■ Direction: Go through the lines below and copy each one that holds the string "thường".

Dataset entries

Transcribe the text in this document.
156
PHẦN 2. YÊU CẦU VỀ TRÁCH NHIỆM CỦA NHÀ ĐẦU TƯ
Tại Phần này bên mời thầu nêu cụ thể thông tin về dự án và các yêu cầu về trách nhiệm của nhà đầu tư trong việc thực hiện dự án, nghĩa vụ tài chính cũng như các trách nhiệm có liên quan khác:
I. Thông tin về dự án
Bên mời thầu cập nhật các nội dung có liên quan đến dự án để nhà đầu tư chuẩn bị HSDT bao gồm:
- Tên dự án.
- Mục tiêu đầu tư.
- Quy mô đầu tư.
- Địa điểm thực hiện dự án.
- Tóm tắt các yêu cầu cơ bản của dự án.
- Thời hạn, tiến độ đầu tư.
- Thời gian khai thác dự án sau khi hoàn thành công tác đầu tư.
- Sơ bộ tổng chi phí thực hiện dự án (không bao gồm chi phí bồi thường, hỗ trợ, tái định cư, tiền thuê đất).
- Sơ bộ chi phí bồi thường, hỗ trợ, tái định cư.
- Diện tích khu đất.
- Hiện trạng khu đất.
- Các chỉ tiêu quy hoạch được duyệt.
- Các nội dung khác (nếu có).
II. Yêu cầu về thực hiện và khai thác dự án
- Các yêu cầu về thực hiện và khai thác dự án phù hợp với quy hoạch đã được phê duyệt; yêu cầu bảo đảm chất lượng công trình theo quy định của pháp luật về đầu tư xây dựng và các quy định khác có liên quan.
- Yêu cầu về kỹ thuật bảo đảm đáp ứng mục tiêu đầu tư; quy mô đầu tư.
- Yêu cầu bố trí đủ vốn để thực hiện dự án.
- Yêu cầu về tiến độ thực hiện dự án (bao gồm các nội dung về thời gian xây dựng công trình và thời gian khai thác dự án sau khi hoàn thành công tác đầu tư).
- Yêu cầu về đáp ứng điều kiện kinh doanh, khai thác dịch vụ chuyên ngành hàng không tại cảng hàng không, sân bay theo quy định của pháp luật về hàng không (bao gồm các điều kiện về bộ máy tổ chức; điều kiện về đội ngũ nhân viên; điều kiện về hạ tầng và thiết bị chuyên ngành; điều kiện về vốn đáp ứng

■ Completed task:
- Sơ bộ tổng chi phí thực hiện dự án (không bao gồm chi phí bồi thường, hỗ trợ, tái định cư, tiền thuê đất).
- Sơ bộ chi phí bồi thường, hỗ trợ, tái định cư.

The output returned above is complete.